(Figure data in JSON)
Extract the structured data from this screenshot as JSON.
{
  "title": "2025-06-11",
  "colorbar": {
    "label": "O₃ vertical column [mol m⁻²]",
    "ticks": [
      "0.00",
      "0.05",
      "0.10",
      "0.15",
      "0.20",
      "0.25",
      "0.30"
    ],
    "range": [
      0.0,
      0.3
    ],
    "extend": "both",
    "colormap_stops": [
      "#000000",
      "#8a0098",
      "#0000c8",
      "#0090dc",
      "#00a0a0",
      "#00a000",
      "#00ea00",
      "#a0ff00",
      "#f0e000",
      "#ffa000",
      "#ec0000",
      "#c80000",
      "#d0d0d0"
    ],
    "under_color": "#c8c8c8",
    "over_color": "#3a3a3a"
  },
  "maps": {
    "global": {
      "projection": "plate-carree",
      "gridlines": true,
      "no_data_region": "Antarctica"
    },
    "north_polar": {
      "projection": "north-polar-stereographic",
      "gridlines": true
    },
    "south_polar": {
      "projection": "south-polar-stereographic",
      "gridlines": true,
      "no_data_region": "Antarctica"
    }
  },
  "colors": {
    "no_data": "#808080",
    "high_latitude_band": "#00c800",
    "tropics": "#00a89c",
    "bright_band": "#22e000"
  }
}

# INSTRUCTION:
In the data above, tally the lines holding "projection" and answer with the figure only.

# PROBLEM SOLUTION:
3